Exercise requirements
Repeat every line below exactly as it reads.

Data listing
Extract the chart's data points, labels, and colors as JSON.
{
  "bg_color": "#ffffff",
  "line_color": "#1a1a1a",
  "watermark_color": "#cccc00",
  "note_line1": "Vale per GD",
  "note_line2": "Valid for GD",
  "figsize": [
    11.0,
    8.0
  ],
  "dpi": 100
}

Final answer
Extract the chart's data points, labels, and colors as JSON.
{
  "bg_color": "#ffffff",
  "line_color": "#1a1a1a",
  "watermark_color": "#cccc00",
  "note_line1": "Vale per GD",
  "note_line2": "Valid for GD",
  "figsize": [
    11.0,
    8.0
  ],
  "dpi": 100
}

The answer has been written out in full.